%%
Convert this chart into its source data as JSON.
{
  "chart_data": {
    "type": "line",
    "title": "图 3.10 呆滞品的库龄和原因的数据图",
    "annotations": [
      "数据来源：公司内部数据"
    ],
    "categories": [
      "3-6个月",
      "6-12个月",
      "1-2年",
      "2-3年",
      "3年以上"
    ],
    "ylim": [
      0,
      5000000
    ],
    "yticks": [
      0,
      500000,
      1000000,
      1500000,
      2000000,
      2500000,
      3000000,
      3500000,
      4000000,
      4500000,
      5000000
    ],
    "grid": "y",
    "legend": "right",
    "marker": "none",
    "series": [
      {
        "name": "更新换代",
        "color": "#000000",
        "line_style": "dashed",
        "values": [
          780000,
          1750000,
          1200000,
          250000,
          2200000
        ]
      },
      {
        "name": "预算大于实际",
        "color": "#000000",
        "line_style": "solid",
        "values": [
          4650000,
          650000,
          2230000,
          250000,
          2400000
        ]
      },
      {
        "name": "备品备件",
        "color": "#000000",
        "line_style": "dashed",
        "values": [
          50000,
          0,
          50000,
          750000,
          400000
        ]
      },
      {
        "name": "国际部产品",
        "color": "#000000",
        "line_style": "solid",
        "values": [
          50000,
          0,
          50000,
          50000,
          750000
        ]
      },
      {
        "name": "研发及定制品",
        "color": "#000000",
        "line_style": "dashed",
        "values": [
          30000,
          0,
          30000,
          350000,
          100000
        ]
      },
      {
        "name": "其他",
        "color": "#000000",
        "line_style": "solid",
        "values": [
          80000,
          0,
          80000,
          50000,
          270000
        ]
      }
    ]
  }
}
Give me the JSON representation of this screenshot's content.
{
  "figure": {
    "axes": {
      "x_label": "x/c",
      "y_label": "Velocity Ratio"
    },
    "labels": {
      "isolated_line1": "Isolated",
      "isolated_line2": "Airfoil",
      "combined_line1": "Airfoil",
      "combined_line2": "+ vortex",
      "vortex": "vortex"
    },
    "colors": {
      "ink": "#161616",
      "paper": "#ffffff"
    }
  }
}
%%
◆ EXERCISE TASK
Count the lines of the data that contain the string "this", and reply with that number alone.

◆ EXERCISE OUTPUT
2